__Task__
Copy the data precisely, character for character, and leave out every picture.

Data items
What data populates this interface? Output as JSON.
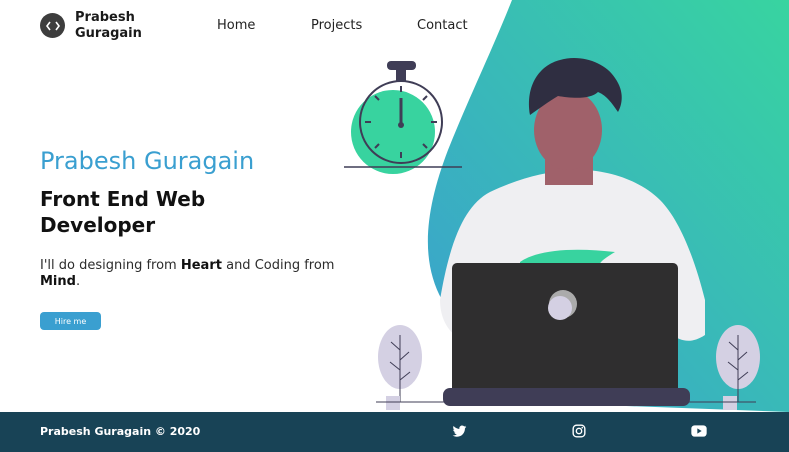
{
  "header": {
    "logo_icon": "code-icon",
    "brand_line1": "Prabesh",
    "brand_line2": "Guragain",
    "nav": [
      {
        "label": "Home"
      },
      {
        "label": "Projects"
      },
      {
        "label": "Contact"
      }
    ]
  },
  "hero": {
    "name": "Prabesh Guragain",
    "role": "Front End Web Developer",
    "tagline_part1": "I'll do designing from ",
    "tagline_bold1": "Heart",
    "tagline_part2": " and Coding from ",
    "tagline_bold2": "Mind",
    "tagline_end": ".",
    "cta_label": "Hire me"
  },
  "footer": {
    "copyright": "Prabesh Guragain © 2020",
    "social": [
      {
        "icon": "twitter-icon"
      },
      {
        "icon": "instagram-icon"
      },
      {
        "icon": "youtube-icon"
      }
    ]
  },
  "colors": {
    "accent": "#3a9fd0",
    "gradient_start": "#3a9fd0",
    "gradient_end": "#38d4a0",
    "footer_bg": "#184356",
    "timer_face": "#38d39f",
    "laptop": "#2f2e2f"
  }
}
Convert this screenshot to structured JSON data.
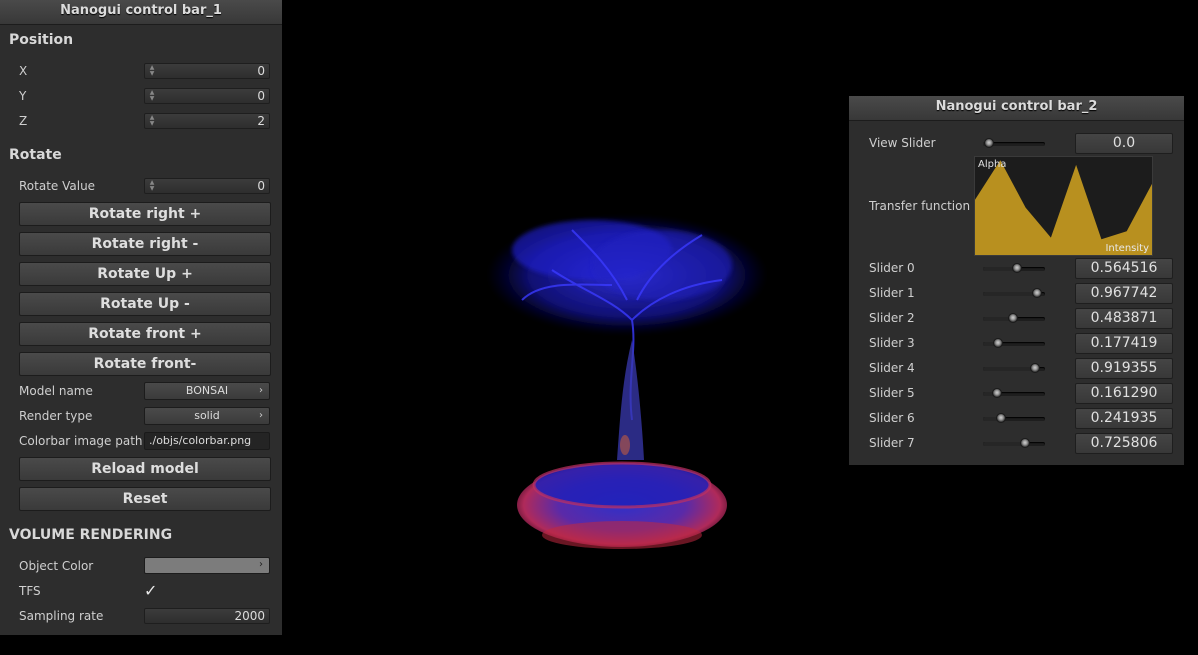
{
  "panel1": {
    "title": "Nanogui control bar_1",
    "position": {
      "heading": "Position",
      "fields": [
        {
          "label": "X",
          "value": "0"
        },
        {
          "label": "Y",
          "value": "0"
        },
        {
          "label": "Z",
          "value": "2"
        }
      ]
    },
    "rotate": {
      "heading": "Rotate",
      "value_label": "Rotate Value",
      "value": "0",
      "buttons": [
        "Rotate right +",
        "Rotate right -",
        "Rotate Up +",
        "Rotate Up -",
        "Rotate front +",
        "Rotate front-"
      ]
    },
    "model_name": {
      "label": "Model name",
      "value": "BONSAI"
    },
    "render_type": {
      "label": "Render type",
      "value": "solid"
    },
    "colorbar": {
      "label": "Colorbar image path",
      "value": "./objs/colorbar.png"
    },
    "reload_button": "Reload model",
    "reset_button": "Reset",
    "volume": {
      "heading": "VOLUME RENDERING",
      "object_color_label": "Object Color",
      "object_color": "#7c7c7c",
      "tfs_label": "TFS",
      "tfs_checked": true,
      "tfs_check_glyph": "✓",
      "sampling_label": "Sampling rate",
      "sampling_value": "2000"
    }
  },
  "panel2": {
    "title": "Nanogui control bar_2",
    "view_slider": {
      "label": "View Slider",
      "value": "0.0",
      "fraction": 0.0
    },
    "transfer_function": {
      "label": "Transfer function",
      "alpha_label": "Alpha",
      "intensity_label": "Intensity",
      "fill_color": "#b8901f",
      "points": [
        0.564516,
        0.967742,
        0.483871,
        0.177419,
        0.919355,
        0.16129,
        0.241935,
        0.725806
      ]
    },
    "sliders": [
      {
        "label": "Slider 0",
        "value": "0.564516",
        "fraction": 0.564516
      },
      {
        "label": "Slider 1",
        "value": "0.967742",
        "fraction": 0.967742
      },
      {
        "label": "Slider 2",
        "value": "0.483871",
        "fraction": 0.483871
      },
      {
        "label": "Slider 3",
        "value": "0.177419",
        "fraction": 0.177419
      },
      {
        "label": "Slider 4",
        "value": "0.919355",
        "fraction": 0.919355
      },
      {
        "label": "Slider 5",
        "value": "0.161290",
        "fraction": 0.16129
      },
      {
        "label": "Slider 6",
        "value": "0.241935",
        "fraction": 0.241935
      },
      {
        "label": "Slider 7",
        "value": "0.725806",
        "fraction": 0.725806
      }
    ]
  }
}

__Answer to the problem__
What data populates this interface? Output as JSON.
{
  "header": {
    "logo_icon": "code-icon",
    "brand_line1": "Prabesh",
    "brand_line2": "Guragain",
    "nav": [
      {
        "label": "Home"
      },
      {
        "label": "Projects"
      },
      {
        "label": "Contact"
      }
    ]
  },
  "hero": {
    "name": "Prabesh Guragain",
    "role": "Front End Web Developer",
    "tagline_part1": "I'll do designing from ",
    "tagline_bold1": "Heart",
    "tagline_part2": " and Coding from ",
    "tagline_bold2": "Mind",
    "tagline_end": ".",
    "cta_label": "Hire me"
  },
  "footer": {
    "copyright": "Prabesh Guragain © 2020",
    "social": [
      {
        "icon": "twitter-icon"
      },
      {
        "icon": "instagram-icon"
      },
      {
        "icon": "youtube-icon"
      }
    ]
  },
  "colors": {
    "accent": "#3a9fd0",
    "gradient_start": "#3a9fd0",
    "gradient_end": "#38d4a0",
    "footer_bg": "#184356",
    "timer_face": "#38d39f",
    "laptop": "#2f2e2f"
  }
}
Convert this screenshot to structured JSON data.
{
  "panel1": {
    "title": "Nanogui control bar_1",
    "position": {
      "heading": "Position",
      "fields": [
        {
          "label": "X",
          "value": "0"
        },
        {
          "label": "Y",
          "value": "0"
        },
        {
          "label": "Z",
          "value": "2"
        }
      ]
    },
    "rotate": {
      "heading": "Rotate",
      "value_label": "Rotate Value",
      "value": "0",
      "buttons": [
        "Rotate right +",
        "Rotate right -",
        "Rotate Up +",
        "Rotate Up -",
        "Rotate front +",
        "Rotate front-"
      ]
    },
    "model_name": {
      "label": "Model name",
      "value": "BONSAI"
    },
    "render_type": {
      "label": "Render type",
      "value": "solid"
    },
    "colorbar": {
      "label": "Colorbar image path",
      "value": "./objs/colorbar.png"
    },
    "reload_button": "Reload model",
    "reset_button": "Reset",
    "volume": {
      "heading": "VOLUME RENDERING",
      "object_color_label": "Object Color",
      "object_color": "#7c7c7c",
      "tfs_label": "TFS",
      "tfs_checked": true,
      "tfs_check_glyph": "✓",
      "sampling_label": "Sampling rate",
      "sampling_value": "2000"
    }
  },
  "panel2": {
    "title": "Nanogui control bar_2",
    "view_slider": {
      "label": "View Slider",
      "value": "0.0",
      "fraction": 0.0
    },
    "transfer_function": {
      "label": "Transfer function",
      "alpha_label": "Alpha",
      "intensity_label": "Intensity",
      "fill_color": "#b8901f",
      "points": [
        0.564516,
        0.967742,
        0.483871,
        0.177419,
        0.919355,
        0.16129,
        0.241935,
        0.725806
      ]
    },
    "sliders": [
      {
        "label": "Slider 0",
        "value": "0.564516",
        "fraction": 0.564516
      },
      {
        "label": "Slider 1",
        "value": "0.967742",
        "fraction": 0.967742
      },
      {
        "label": "Slider 2",
        "value": "0.483871",
        "fraction": 0.483871
      },
      {
        "label": "Slider 3",
        "value": "0.177419",
        "fraction": 0.177419
      },
      {
        "label": "Slider 4",
        "value": "0.919355",
        "fraction": 0.919355
      },
      {
        "label": "Slider 5",
        "value": "0.161290",
        "fraction": 0.16129
      },
      {
        "label": "Slider 6",
        "value": "0.241935",
        "fraction": 0.241935
      },
      {
        "label": "Slider 7",
        "value": "0.725806",
        "fraction": 0.725806
      }
    ]
  }
}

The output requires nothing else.